### VORGEGEBENER TEXT ###
Vorgestern las ich das lesenswerte Interview über Schönheit auf dem großartigen makelosmag-Blog mit der vielen von uns bekannten und geschätzten Bloggerin "Michou" und ein Satz daraus, liess mich nicht mehr los.
Das Nähen der eigenen Kleidung erfordert eine intensive Beschäftigung mit dem eigenen Körper. Es nützt nicht wirklich einfach "irgendwas" zu nähen. Bekleidungsnähen wird erst dann befriedigend, wenn es für einen speziellen Körper passt und da bleibt uns gar nichts anderes übrig, als uns mit genau diesem Körper zu beschäftigen. Für mich bedeutete das hinzusehen, wo ich vorher eher wegsah, doch ich tue dies unter einer anderen Prämisse. Statt nach Fehlern zu suchen, suchte ich nach Lösungen. Details, dich ich eigentlich lieber übersehen würde, musste ich beim Nähen plötzlich Aufmerksamkeit schenken - anders ist es nicht möglich, passformgenaue Kleidung zu nähen. Beim Nähen gilt es, sich wirklich zu sehen, die komplette Wahrheit, denn anders, als bei einem Foto nützt Baucheinziehen nichts.
Die Frage ist allerdings, was wir mit diesen Details machen. Wir können sie sehen, zur Kenntnis nehmen, aber wir müssen sie nicht bewerten! Für die meisten Details habe ich noch nicht einmal Namen. Damit ihr versteht, wovon ich rede, sage ich „Bauch1 und Bauch2“, aber ich versuche so weit es geht, die klassischen Bezeichnungen zu vermeiden, wohlwissend, dass sie viel zu oft weh tun können. Phänomene wie z.B. „Reiterhosen“ implizieren eine Abwertung. Jedenfalls habe ich noch keine Frau sagen gehört, dass ihre Reiterhosen genau das sind, was sie so sexy macht. Ich kenne solche Begriffe nur als Beschreibungen eines ungeliebten, weil vom Ideal abweichenden Körperteils. Mädchen lernen solche Vokabeln schon früh!
### DATENSÄTZE ZUR ÜBUNG ###
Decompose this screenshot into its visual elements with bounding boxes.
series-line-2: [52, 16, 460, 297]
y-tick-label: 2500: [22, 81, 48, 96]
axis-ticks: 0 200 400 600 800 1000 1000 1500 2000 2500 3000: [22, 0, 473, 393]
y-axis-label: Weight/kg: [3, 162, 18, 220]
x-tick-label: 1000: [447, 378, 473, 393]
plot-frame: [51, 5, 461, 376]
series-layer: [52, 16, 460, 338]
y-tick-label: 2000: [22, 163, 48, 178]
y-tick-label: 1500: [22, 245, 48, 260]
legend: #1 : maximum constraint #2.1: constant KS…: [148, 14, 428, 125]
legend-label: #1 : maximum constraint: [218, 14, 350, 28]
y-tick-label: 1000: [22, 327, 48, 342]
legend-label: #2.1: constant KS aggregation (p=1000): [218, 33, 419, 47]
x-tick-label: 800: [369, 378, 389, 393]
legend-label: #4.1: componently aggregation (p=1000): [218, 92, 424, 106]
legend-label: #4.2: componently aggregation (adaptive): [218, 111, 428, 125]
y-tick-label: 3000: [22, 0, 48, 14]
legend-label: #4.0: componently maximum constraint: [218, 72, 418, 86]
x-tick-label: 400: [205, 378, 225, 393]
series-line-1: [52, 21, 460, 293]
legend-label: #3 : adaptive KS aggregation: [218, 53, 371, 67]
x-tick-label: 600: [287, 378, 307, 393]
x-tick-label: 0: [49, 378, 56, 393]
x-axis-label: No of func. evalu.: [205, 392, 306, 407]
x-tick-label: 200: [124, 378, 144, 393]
###
*AUFGABEN:*
(a) Gib alle Zeilen der Datensätze als JSON-Liste von Strings aus, mit einem Eintrag pro Zeile und ohne Leerzeilen.
(b) Schreib den Text über das Nähen eigener Kleidung und den Blick auf den eigenen Körper im Anschluss an seinen letzten Satz weiter.
Text und Datensätze sind voneinander unabhängiges Material.

*ERWARTETE ERGEBNISSE:*
(a)
[
  "Decompose this screenshot into its visual elements with bounding boxes.",
  "series-line-2: [52, 16, 460, 297]",
  "y-tick-label: 2500: [22, 81, 48, 96]",
  "axis-ticks: 0 200 400 600 800 1000 1000 1500 2000 2500 3000: [22, 0, 473, 393]",
  "y-axis-label: Weight/kg: [3, 162, 18, 220]",
  "x-tick-label: 1000: [447, 378, 473, 393]",
  "plot-frame: [51, 5, 461, 376]",
  "series-layer: [52, 16, 460, 338]",
  "y-tick-label: 2000: [22, 163, 48, 178]",
  "y-tick-label: 1500: [22, 245, 48, 260]",
  "legend: #1 : maximum constraint #2.1: constant KS…: [148, 14, 428, 125]",
  "legend-label: #1 : maximum constraint: [218, 14, 350, 28]",
  "y-tick-label: 1000: [22, 327, 48, 342]",
  "legend-label: #2.1: constant KS aggregation (p=1000): [218, 33, 419, 47]",
  "x-tick-label: 800: [369, 378, 389, 393]",
  "legend-label: #4.1: componently aggregation (p=1000): [218, 92, 424, 106]",
  "legend-label: #4.2: componently aggregation (adaptive): [218, 111, 428, 125]",
  "y-tick-label: 3000: [22, 0, 48, 14]",
  "legend-label: #4.0: componently maximum constraint: [218, 72, 418, 86]",
  "x-tick-label: 400: [205, 378, 225, 393]",
  "series-line-1: [52, 21, 460, 293]",
  "legend-label: #3 : adaptive KS aggregation: [218, 53, 371, 67]",
  "x-tick-label: 600: [287, 378, 307, 393]",
  "x-tick-label: 0: [49, 378, 56, 393]",
  "x-axis-label: No of func. evalu.: [205, 392, 306, 407]",
  "x-tick-label: 200: [124, 378, 144, 393]"
]

(b)
Wenn ich meinen Körper vermesse und Änderungen, die ich abgesteckt habe, auf einen Schnitt übertrage, dann braucht das Phänomen keinen Namen. Es handelt sich nur um eine Schnittanpassungen im Sinne von "hier ein paar Zentimeter mehr und da etwas höher..." und genau diese Änderungen sind etwas völlig Normales. Je mehr ich mich mit dem Thema beschäftige, umso mehr komme ich zu der Überzeugung, dass wer sich nicht mit dem Anpassen von Schnitten beschäftigen will, es erst gar nicht mit dem Nähen von Bekleidung probieren sollte. Ich weiß, das klingt streng und in vielen Fällen ist Jersey, ein Stoff, der sich seinen Weg sucht, und die derzeit vorherrschende Mode, körperferne Kleidungsstücke als schön zu empfinden, eine Lösung. Das ist allerdings in meinen Augen nur wertvoll, als es Nähanfängerinnen helfen mag, das Nähen zu lernen, ohne sich vom Thema Schnittänderungen bremsen zu lassen. Ich denke, dass irgendwann der Punkt beim Nähen von Frauenbekleidung kommt, an dem es gar nicht mehr anders geht, als sich so zu sehen wie wir aktuell aussehen ohne dabei den Bauch einzuziehen und ein bisschen tiefer in die Materie einzusteigen, um vorgegebene Schnittmuster zu persönlichen Schnittmustern zu machen.
Die Frage ist doch, ob uns das belastet oder nicht. In dem Moment, in dem wir in Schubladen denken und diese Abweichungen als Makel begreifen, erscheint uns das Ändern eines Schnittmusters als Last. Wenn wir glauben, dass es schwierig wäre, ein Schnittmuster an die eigene Figur anzupassen, dann wird es uns als große Aufgabe vorkommen und sich tatsächlich auch als schwierig erweisen. Wenn wir Perfektion vor Augen haben und uns Schwierigkeiten lähmen, dann steht das Scheitern quasi vor der Tür.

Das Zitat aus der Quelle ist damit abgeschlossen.